Midlands productions

Published: 25 October 2014
Reporter: Steve Orme

Sam Ferriday as Bob Gaudio, Stephen Webb as Tommy DeVito, Matt Corner as Frankie Valli and Lewis Griffiths as Nick Massi in Jersey Boys at the Regent Theatre, Stoke Credit: Helen Maybanks
Michael Legge as George and Benjamin Dilloway as Lennie in Of Mice And Men at Birmingham REP Credit: Ellie Kurttz
Love’s Labour’s Won at the Royal Shakespeare Theatre, Stratford Credit: Manuel Harlan

Image Musical Theatre will give the audience the opportunity to sing the chorus songs and for some children to participate as characters in Hans Christian Andersen’s The Snow Queen at Buxton Opera House on Monday.

Pentabus Theatre Company stages Rory Mullarkey’s Each Slow Dusk, “focusing on people from rural communities, their experiences of the Great War and its legacy”, at the Pentabus Theatre, Shropshire on Monday and Geddington Village Hall, Northamptonshire on Friday.

Written and performed by Amy Hamlen and presented by the Apollo Theatre Company, Keep the Home Fires Burning is in the Studio at Lichfield Garrick on Tuesday and Wednesday.

Brazil's “oldest modern dance company” Grupo Corpo which last toured the UK in 2005 visits Birmingham Hippodrome on Tuesday and Wednesday.

Frantic Assembly’s “electrifying” take on Shakespeare’s Othello decamps to Leicester’s Curve from Tuesday until Saturday.

Tim Firth’s new musical comedy This is my Family tours to the Belgrade Theatre, Coventry from Tuesday until Saturday.

The Tony, Olivier and Grammy Award-winning musical Jersey Boys, featuring the music of Frankie Valli and the Four Seasons, visits Stoke’s Regent Theatre from Tuesday until Saturday. (Hear interviews with the cast, writer, producer and others in our special Jersey Boys podcast episode.)

### [WHAT TO DO]
According to the Midlands productions listing, in which year did Grupo Corpo last tour the UK? Rely solely on the Midlands productions listing above.

(Dataset records)
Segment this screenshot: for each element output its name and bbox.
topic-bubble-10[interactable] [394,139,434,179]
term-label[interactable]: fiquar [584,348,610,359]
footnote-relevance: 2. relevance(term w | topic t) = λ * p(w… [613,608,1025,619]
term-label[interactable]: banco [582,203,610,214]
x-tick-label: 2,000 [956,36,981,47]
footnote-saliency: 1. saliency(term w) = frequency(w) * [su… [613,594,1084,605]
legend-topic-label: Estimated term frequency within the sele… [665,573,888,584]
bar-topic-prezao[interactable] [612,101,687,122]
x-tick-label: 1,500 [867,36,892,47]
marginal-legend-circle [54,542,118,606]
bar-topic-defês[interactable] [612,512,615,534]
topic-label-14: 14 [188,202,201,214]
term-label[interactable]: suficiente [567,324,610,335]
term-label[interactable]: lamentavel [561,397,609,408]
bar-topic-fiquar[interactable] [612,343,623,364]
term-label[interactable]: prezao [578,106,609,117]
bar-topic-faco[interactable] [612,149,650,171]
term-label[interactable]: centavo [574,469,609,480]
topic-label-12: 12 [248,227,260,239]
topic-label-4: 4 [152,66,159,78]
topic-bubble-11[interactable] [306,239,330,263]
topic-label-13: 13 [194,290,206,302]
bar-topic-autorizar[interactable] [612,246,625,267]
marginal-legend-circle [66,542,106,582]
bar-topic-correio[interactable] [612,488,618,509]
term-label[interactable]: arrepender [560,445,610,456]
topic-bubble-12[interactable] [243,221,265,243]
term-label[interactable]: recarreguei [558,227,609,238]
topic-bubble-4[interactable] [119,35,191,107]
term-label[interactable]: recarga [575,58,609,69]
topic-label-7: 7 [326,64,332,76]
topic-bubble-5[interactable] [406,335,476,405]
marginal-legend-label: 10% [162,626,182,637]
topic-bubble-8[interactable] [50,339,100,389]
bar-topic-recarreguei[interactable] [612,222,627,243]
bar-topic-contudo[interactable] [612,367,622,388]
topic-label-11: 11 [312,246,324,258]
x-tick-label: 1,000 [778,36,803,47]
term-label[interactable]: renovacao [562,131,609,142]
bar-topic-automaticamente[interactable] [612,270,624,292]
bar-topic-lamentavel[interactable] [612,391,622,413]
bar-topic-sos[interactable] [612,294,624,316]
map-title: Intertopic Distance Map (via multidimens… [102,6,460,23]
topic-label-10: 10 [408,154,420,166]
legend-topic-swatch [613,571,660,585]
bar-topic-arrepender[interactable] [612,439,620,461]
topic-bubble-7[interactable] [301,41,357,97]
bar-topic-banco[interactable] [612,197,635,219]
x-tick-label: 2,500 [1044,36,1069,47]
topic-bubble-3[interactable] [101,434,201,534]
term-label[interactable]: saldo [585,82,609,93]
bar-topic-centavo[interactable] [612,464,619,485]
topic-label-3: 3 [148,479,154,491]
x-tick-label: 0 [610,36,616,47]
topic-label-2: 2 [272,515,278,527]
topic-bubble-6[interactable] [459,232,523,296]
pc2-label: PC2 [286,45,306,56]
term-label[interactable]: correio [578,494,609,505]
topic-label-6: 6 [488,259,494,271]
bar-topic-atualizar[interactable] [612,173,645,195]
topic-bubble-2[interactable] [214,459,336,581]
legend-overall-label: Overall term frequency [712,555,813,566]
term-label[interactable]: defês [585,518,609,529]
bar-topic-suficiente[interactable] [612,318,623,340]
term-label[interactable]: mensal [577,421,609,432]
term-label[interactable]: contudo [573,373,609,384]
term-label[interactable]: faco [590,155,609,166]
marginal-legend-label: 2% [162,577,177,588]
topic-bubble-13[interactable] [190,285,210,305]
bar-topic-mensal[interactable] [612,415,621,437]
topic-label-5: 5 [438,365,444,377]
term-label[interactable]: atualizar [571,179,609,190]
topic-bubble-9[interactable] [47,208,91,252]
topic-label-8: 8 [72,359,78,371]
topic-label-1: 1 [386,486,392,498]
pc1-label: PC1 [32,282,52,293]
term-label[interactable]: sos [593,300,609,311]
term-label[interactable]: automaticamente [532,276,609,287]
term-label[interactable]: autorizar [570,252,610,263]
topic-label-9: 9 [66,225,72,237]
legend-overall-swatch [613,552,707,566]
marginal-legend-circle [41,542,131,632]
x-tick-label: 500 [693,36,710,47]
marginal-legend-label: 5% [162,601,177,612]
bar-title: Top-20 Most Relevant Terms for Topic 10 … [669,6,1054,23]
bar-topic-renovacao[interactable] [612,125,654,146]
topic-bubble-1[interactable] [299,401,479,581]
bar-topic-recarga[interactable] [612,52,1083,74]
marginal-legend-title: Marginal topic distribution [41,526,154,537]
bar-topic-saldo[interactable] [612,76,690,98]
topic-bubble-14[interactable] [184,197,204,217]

### [TASK SOLUTION]
2005